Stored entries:
======

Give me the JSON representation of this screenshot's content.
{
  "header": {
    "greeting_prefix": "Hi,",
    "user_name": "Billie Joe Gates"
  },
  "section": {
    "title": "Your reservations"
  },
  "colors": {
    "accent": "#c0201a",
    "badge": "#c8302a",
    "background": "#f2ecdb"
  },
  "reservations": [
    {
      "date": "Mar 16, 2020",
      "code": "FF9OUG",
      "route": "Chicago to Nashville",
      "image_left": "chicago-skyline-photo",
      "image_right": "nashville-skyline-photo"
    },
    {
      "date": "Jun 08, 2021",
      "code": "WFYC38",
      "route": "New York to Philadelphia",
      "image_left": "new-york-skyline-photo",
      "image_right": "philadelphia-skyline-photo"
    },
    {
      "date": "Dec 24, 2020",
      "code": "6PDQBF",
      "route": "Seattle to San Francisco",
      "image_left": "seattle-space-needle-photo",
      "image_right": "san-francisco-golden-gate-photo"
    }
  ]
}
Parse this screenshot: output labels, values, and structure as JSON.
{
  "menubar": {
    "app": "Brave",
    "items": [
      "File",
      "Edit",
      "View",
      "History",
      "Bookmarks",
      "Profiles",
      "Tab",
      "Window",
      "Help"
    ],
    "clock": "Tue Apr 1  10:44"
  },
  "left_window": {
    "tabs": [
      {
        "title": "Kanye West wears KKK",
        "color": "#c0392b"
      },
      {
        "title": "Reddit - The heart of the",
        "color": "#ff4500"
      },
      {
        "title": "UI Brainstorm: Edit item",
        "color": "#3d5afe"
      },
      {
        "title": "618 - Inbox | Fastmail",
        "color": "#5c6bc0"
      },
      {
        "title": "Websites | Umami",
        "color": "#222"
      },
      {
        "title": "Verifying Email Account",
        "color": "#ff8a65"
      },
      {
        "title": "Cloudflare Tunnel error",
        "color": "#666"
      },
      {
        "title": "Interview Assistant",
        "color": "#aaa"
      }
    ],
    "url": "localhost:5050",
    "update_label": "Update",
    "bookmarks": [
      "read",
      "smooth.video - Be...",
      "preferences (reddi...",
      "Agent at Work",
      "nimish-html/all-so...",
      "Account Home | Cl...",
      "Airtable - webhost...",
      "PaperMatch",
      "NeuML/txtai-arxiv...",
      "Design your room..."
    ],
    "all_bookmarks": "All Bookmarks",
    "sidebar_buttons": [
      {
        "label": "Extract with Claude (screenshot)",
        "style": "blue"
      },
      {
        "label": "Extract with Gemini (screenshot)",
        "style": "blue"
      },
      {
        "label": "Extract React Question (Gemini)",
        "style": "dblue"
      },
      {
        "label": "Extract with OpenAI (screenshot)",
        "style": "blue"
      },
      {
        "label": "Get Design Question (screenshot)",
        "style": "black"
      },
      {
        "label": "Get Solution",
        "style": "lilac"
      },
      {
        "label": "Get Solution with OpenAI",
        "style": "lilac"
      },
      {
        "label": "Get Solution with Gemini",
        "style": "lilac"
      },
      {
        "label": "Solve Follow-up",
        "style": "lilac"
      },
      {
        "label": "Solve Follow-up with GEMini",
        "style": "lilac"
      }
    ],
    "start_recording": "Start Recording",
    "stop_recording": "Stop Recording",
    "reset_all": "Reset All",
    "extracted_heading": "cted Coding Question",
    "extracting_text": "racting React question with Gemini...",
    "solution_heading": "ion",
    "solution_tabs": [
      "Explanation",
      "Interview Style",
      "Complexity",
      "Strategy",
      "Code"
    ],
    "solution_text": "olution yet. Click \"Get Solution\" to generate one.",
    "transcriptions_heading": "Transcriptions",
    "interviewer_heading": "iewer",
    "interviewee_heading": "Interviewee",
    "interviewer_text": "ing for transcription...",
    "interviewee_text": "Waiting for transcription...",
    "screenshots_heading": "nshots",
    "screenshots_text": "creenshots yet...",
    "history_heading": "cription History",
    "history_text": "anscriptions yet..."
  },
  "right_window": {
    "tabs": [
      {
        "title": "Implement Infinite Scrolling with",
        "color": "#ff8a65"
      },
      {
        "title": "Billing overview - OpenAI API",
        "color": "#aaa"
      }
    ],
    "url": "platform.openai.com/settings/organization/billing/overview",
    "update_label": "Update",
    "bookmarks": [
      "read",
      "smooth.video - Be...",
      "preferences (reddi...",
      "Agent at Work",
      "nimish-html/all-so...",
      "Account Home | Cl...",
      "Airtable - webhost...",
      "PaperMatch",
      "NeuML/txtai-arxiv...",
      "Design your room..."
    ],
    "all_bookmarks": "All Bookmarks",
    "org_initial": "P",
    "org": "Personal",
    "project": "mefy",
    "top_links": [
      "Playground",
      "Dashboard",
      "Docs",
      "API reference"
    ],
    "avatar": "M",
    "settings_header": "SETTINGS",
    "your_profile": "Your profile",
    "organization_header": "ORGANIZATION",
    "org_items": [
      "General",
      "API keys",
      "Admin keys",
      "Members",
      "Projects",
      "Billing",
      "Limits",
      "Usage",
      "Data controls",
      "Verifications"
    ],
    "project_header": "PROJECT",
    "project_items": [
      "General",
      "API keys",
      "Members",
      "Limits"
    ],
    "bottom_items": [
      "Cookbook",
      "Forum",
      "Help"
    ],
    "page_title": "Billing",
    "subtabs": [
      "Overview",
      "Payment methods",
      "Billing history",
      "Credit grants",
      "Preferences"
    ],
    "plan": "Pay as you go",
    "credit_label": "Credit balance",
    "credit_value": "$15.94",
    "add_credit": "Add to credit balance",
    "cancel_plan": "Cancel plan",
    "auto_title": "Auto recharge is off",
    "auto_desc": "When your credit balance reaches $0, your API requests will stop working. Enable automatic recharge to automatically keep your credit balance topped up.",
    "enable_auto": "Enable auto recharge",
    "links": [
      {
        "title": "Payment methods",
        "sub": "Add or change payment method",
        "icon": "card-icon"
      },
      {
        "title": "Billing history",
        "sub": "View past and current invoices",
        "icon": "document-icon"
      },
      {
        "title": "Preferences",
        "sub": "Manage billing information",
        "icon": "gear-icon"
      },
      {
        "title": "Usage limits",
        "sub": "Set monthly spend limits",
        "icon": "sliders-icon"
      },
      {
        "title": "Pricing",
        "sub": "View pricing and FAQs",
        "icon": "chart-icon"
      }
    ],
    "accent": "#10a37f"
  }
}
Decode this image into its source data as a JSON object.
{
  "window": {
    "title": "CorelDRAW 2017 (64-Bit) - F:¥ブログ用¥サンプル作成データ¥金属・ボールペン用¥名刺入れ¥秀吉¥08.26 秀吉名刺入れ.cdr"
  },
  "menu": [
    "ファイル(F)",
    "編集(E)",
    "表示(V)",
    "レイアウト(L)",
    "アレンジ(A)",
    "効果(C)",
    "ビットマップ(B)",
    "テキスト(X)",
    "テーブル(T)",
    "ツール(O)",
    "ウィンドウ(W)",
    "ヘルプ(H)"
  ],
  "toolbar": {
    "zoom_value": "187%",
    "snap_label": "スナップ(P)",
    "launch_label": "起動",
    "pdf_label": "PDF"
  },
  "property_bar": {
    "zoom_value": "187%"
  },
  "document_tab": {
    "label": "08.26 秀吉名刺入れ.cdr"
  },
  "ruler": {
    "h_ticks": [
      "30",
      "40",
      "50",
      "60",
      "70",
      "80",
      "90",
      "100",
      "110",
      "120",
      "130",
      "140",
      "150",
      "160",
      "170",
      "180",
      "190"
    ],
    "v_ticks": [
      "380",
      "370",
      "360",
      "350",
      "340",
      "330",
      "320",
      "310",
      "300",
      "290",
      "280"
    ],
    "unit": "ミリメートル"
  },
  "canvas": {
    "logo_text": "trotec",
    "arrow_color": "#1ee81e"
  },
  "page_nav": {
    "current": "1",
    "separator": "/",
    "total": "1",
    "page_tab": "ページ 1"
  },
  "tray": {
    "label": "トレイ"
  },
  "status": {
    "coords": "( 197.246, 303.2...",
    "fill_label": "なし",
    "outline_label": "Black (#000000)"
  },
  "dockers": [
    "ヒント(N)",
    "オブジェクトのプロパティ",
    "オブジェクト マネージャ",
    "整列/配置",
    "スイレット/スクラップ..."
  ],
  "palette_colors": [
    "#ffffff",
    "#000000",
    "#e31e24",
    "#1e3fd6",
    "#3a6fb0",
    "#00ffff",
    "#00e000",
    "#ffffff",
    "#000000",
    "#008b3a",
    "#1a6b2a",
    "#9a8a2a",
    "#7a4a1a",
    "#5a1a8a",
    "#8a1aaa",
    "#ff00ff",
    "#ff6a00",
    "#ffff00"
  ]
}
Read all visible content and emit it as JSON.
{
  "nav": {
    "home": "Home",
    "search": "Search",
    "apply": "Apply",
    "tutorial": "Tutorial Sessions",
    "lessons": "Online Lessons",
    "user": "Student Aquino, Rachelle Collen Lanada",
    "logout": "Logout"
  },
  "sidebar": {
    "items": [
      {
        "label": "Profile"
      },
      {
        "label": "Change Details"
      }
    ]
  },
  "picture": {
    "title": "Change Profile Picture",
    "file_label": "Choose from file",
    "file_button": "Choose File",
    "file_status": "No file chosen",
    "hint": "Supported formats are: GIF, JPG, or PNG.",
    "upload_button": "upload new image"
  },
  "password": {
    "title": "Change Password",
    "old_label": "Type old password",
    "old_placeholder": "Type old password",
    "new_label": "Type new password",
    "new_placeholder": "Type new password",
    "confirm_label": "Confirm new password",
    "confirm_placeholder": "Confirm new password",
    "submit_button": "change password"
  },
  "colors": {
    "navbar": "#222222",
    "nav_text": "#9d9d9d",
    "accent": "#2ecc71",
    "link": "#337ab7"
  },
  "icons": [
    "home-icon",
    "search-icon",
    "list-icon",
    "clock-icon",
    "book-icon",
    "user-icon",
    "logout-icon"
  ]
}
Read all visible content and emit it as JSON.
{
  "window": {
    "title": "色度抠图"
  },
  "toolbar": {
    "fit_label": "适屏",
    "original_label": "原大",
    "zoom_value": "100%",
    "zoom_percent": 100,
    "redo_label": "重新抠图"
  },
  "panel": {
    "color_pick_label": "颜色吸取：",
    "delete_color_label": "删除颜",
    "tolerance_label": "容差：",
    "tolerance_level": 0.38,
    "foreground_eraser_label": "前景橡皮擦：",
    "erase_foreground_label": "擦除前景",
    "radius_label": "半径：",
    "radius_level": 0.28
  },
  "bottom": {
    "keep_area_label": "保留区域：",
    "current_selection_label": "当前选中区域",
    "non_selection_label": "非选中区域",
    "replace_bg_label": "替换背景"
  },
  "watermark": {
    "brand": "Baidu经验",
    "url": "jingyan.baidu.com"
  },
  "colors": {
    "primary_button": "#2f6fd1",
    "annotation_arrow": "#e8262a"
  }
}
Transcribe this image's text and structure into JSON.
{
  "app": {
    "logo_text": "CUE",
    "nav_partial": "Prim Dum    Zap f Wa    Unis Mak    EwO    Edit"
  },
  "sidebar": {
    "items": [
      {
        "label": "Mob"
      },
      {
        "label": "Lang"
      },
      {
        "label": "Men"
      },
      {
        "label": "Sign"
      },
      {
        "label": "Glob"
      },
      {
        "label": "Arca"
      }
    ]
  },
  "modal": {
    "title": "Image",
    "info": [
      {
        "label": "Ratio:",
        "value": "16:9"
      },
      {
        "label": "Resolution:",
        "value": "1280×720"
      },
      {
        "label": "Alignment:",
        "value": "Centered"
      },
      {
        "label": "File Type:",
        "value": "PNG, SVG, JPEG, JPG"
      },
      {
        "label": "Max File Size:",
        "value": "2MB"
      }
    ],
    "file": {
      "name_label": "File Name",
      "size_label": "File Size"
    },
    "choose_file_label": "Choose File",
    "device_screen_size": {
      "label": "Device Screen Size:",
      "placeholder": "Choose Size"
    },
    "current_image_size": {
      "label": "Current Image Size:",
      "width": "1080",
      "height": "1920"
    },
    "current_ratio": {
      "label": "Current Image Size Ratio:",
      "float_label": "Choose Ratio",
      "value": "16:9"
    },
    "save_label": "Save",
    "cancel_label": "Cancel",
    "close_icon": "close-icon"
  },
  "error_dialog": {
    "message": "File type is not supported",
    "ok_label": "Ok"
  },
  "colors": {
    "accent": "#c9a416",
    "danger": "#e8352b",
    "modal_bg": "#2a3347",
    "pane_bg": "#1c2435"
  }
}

======

The exercise:
Tally up how many lines in the preceding listing contain the word "photo". Give nothing but the number.

Response to this exercise:
6